*Dataset rows:*
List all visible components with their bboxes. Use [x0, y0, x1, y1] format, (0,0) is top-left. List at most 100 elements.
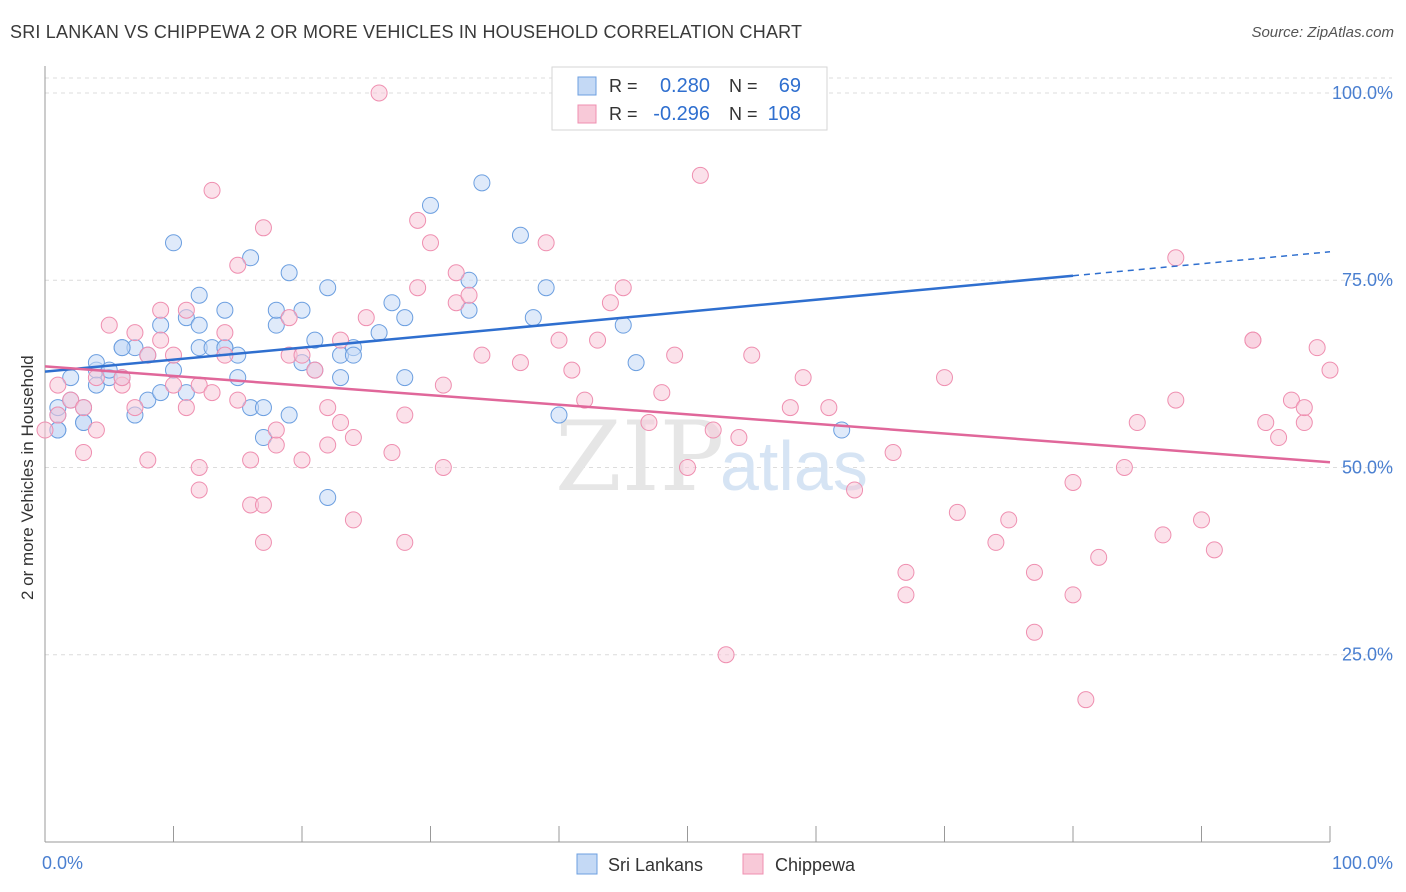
watermark-zip: ZIP: [555, 401, 724, 513]
legend-n-label: N =: [729, 104, 758, 124]
chippewa-point: [126, 324, 144, 342]
chippewa-point: [344, 511, 362, 529]
chippewa-point: [846, 481, 864, 499]
chippewa-point: [704, 421, 722, 439]
chippewa-point: [781, 399, 799, 417]
chippewa-point: [601, 294, 619, 312]
chippewa-point: [987, 533, 1005, 551]
chippewa-point: [1308, 339, 1326, 357]
legend-chippewa-swatch: [742, 853, 764, 875]
legend-sri-lankans-swatch: [576, 853, 598, 875]
chippewa-point: [62, 391, 80, 409]
x-tick-label-min: 0.0%: [42, 853, 83, 873]
chippewa-point: [897, 563, 915, 581]
chippewa-point: [447, 264, 465, 282]
sri-lankans-trend-extension: [1072, 251, 1331, 277]
chippewa-point: [344, 429, 362, 447]
sri-lankans-point: [614, 316, 632, 334]
chippewa-point: [319, 436, 337, 454]
chippewa-point: [242, 451, 260, 469]
chippewa-point: [1025, 563, 1043, 581]
chippewa-point: [1244, 331, 1262, 349]
chippewa-point: [794, 369, 812, 387]
sri-lankans-point: [319, 279, 337, 297]
chippewa-point: [203, 384, 221, 402]
chippewa-point: [897, 586, 915, 604]
chippewa-point: [614, 279, 632, 297]
chippewa-point: [165, 376, 182, 394]
chippewa-point: [691, 166, 709, 184]
chippewa-point: [75, 399, 93, 417]
chippewa-point: [537, 234, 555, 252]
chippewa-point: [49, 376, 67, 394]
chippewa-point: [640, 414, 658, 432]
chippewa-point: [743, 346, 761, 364]
legend-n-value: 108: [768, 103, 801, 125]
chippewa-point: [589, 331, 607, 349]
chippewa-point: [254, 533, 272, 551]
chippewa-point: [1270, 429, 1288, 447]
chippewa-point: [550, 331, 568, 349]
chippewa-point: [936, 369, 953, 387]
chippewa-point: [87, 421, 105, 439]
chippewa-point: [820, 399, 838, 417]
chippewa-point: [563, 361, 581, 379]
chippewa-point: [447, 294, 465, 312]
chippewa-point: [49, 406, 67, 424]
sri-lankans-point: [280, 406, 298, 424]
sri-lankans-point: [139, 391, 157, 409]
chippewa-point: [1321, 361, 1339, 379]
legend-r-value: 0.280: [660, 75, 710, 97]
sri-lankans-point: [267, 301, 285, 319]
chippewa-point: [1064, 586, 1082, 604]
chippewa-point: [152, 301, 170, 319]
chippewa-point: [679, 458, 696, 476]
chippewa-point: [1115, 458, 1133, 476]
sri-lankans-point: [550, 406, 568, 424]
sri-lankans-point: [524, 309, 542, 327]
legend-n-value: 69: [779, 75, 801, 97]
gridlines: [45, 77, 1392, 656]
chart-source: Source: ZipAtlas.com: [1251, 24, 1394, 41]
legend-swatch: [577, 76, 597, 96]
chippewa-point: [280, 309, 298, 327]
chippewa-point: [717, 646, 735, 664]
y-tick-label: 25.0%: [1342, 645, 1393, 665]
chippewa-point: [409, 211, 427, 229]
sri-lankans-trend-line: [44, 274, 1074, 373]
chippewa-point: [422, 234, 439, 252]
chippewa-point: [1257, 414, 1275, 432]
chippewa-point: [216, 324, 234, 342]
chippewa-point: [653, 384, 671, 402]
sri-lankans-point: [293, 301, 311, 319]
sri-lankans-point: [165, 234, 182, 252]
y-tick-label: 75.0%: [1342, 270, 1393, 290]
sri-lankans-point: [627, 354, 645, 372]
sri-lankans-point: [306, 331, 324, 349]
chippewa-point: [1154, 526, 1172, 544]
chippewa-point: [948, 503, 966, 521]
chippewa-point: [383, 444, 401, 462]
chippewa-point: [1193, 511, 1210, 529]
legend-r-value: -0.296: [653, 103, 710, 125]
chippewa-point: [1000, 511, 1018, 529]
chippewa-point: [100, 316, 118, 334]
legend-r-label: R =: [609, 104, 638, 124]
chippewa-point: [306, 361, 324, 379]
chippewa-point: [1295, 414, 1313, 432]
sri-lankans-point: [190, 286, 208, 304]
chippewa-point: [254, 496, 272, 514]
x-tick-label-max: 100.0%: [1332, 853, 1393, 873]
sri-lankans-point: [216, 301, 234, 319]
sri-lankans-point: [242, 249, 260, 267]
legend-swatch: [577, 104, 597, 124]
chippewa-point: [190, 458, 208, 476]
sri-lankans-point: [152, 316, 170, 334]
sri-lankans-point: [396, 309, 414, 327]
sri-lankans-point: [280, 264, 298, 282]
chippewa-point: [36, 421, 54, 439]
y-tick-label: 100.0%: [1332, 83, 1393, 103]
legend-r-label: R =: [609, 76, 638, 96]
sri-lankans-point: [113, 339, 131, 357]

*Given instruction:* Render the material above as a Markdown table with the columns Row and Line text, numbering each line and leaving out blank lines. Omit the pictures.

*Correct output:*
| Row | Line text |
|---|---|
| 1 | List all visible components with their bboxes. Use [x0, y0, x1, y1] format, (0,0) is top-left. List at most 100 elements. |
| 2 | watermark-zip: ZIP: [555, 401, 724, 513] |
| 3 | legend-n-label: N =: [729, 104, 758, 124] |
| 4 | chippewa-point: [126, 324, 144, 342] |
| 5 | chippewa-point: [344, 511, 362, 529] |
| 6 | chippewa-point: [846, 481, 864, 499] |
| 7 | chippewa-point: [704, 421, 722, 439] |
| 8 | chippewa-point: [781, 399, 799, 417] |
| 9 | chippewa-point: [601, 294, 619, 312] |
| 10 | chippewa-point: [987, 533, 1005, 551] |
| 11 | chippewa-point: [1308, 339, 1326, 357] |
| 12 | legend-chippewa-swatch: [742, 853, 764, 875] |
| 13 | legend-sri-lankans-swatch: [576, 853, 598, 875] |
| 14 | chippewa-point: [62, 391, 80, 409] |
| 15 | x-tick-label-min: 0.0%: [42, 853, 83, 873] |
| 16 | chippewa-point: [897, 563, 915, 581] |
| 17 | chippewa-point: [447, 264, 465, 282] |
| 18 | sri-lankans-trend-extension: [1072, 251, 1331, 277] |
| 19 | chippewa-point: [344, 429, 362, 447] |
| 20 | sri-lankans-point: [614, 316, 632, 334] |
| 21 | chippewa-point: [319, 436, 337, 454] |
| 22 | chippewa-point: [242, 451, 260, 469] |
| 23 | chippewa-point: [1025, 563, 1043, 581] |
| 24 | chippewa-point: [1244, 331, 1262, 349] |
| 25 | chippewa-point: [794, 369, 812, 387] |
| 26 | sri-lankans-point: [319, 279, 337, 297] |
| 27 | chippewa-point: [203, 384, 221, 402] |
| 28 | chippewa-point: [897, 586, 915, 604] |
| 29 | chippewa-point: [614, 279, 632, 297] |
| 30 | chippewa-point: [165, 376, 182, 394] |
| 31 | chippewa-point: [691, 166, 709, 184] |
| 32 | chippewa-point: [75, 399, 93, 417] |
| 33 | chippewa-point: [537, 234, 555, 252] |
| 34 | chippewa-point: [49, 376, 67, 394] |
| 35 | chippewa-point: [640, 414, 658, 432] |
| 36 | chippewa-point: [743, 346, 761, 364] |
| 37 | legend-n-value: 108: [768, 103, 801, 125] |
| 38 | chippewa-point: [589, 331, 607, 349] |
| 39 | chippewa-point: [254, 533, 272, 551] |
| 40 | chippewa-point: [1270, 429, 1288, 447] |
| 41 | chippewa-point: [550, 331, 568, 349] |
| 42 | chippewa-point: [936, 369, 953, 387] |
| 43 | chippewa-point: [87, 421, 105, 439] |
| 44 | chippewa-point: [820, 399, 838, 417] |
| 45 | chippewa-point: [563, 361, 581, 379] |
| 46 | chippewa-point: [447, 294, 465, 312] |
| 47 | chippewa-point: [49, 406, 67, 424] |
| 48 | sri-lankans-point: [280, 406, 298, 424] |
| 49 | sri-lankans-point: [139, 391, 157, 409] |
| 50 | chippewa-point: [1321, 361, 1339, 379] |
| 51 | legend-r-value: 0.280: [660, 75, 710, 97] |
| 52 | sri-lankans-point: [267, 301, 285, 319] |
| 53 | chippewa-point: [1064, 586, 1082, 604] |
| 54 | chippewa-point: [152, 301, 170, 319] |
| 55 | chippewa-point: [679, 458, 696, 476] |
| 56 | chippewa-point: [1115, 458, 1133, 476] |
| 57 | sri-lankans-point: [550, 406, 568, 424] |
| 58 | sri-lankans-point: [524, 309, 542, 327] |
| 59 | legend-n-value: 69: [779, 75, 801, 97] |
| 60 | gridlines: [45, 77, 1392, 656] |
| 61 | chart-source: Source: ZipAtlas.com: [1251, 24, 1394, 41] |
| 62 | legend-swatch: [577, 76, 597, 96] |
| 63 | chippewa-point: [280, 309, 298, 327] |
| 64 | chippewa-point: [717, 646, 735, 664] |
| 65 | y-tick-label: 25.0%: [1342, 645, 1393, 665] |
| 66 | chippewa-point: [409, 211, 427, 229] |
| 67 | sri-lankans-trend-line: [44, 274, 1074, 373] |
| 68 | chippewa-point: [422, 234, 439, 252] |
| 69 | chippewa-point: [1257, 414, 1275, 432] |
| 70 | chippewa-point: [216, 324, 234, 342] |
| 71 | chippewa-point: [653, 384, 671, 402] |
| 72 | sri-lankans-point: [293, 301, 311, 319] |
| 73 | sri-lankans-point: [165, 234, 182, 252] |
| 74 | y-tick-label: 75.0%: [1342, 270, 1393, 290] |
| 75 | sri-lankans-point: [627, 354, 645, 372] |
| 76 | sri-lankans-point: [306, 331, 324, 349] |
| 77 | chippewa-point: [1154, 526, 1172, 544] |
| 78 | chippewa-point: [948, 503, 966, 521] |
| 79 | chippewa-point: [383, 444, 401, 462] |
| 80 | chippewa-point: [1193, 511, 1210, 529] |
| 81 | legend-r-value: -0.296: [653, 103, 710, 125] |
| 82 | chippewa-point: [1000, 511, 1018, 529] |
| 83 | chippewa-point: [100, 316, 118, 334] |
| 84 | legend-r-label: R =: [609, 104, 638, 124] |
| 85 | chippewa-point: [306, 361, 324, 379] |
| 86 | chippewa-point: [1295, 414, 1313, 432] |
| 87 | sri-lankans-point: [190, 286, 208, 304] |
| 88 | chippewa-point: [254, 496, 272, 514] |
| 89 | x-tick-label-max: 100.0%: [1332, 853, 1393, 873] |
| 90 | sri-lankans-point: [216, 301, 234, 319] |
| 91 | sri-lankans-point: [242, 249, 260, 267] |
| 92 | legend-swatch: [577, 104, 597, 124] |
| 93 | chippewa-point: [190, 458, 208, 476] |
| 94 | sri-lankans-point: [152, 316, 170, 334] |
| 95 | sri-lankans-point: [396, 309, 414, 327] |
| 96 | sri-lankans-point: [280, 264, 298, 282] |
| 97 | chippewa-point: [36, 421, 54, 439] |
| 98 | y-tick-label: 100.0%: [1332, 83, 1393, 103] |
| 99 | legend-r-label: R =: [609, 76, 638, 96] |
| 100 | sri-lankans-point: [113, 339, 131, 357] |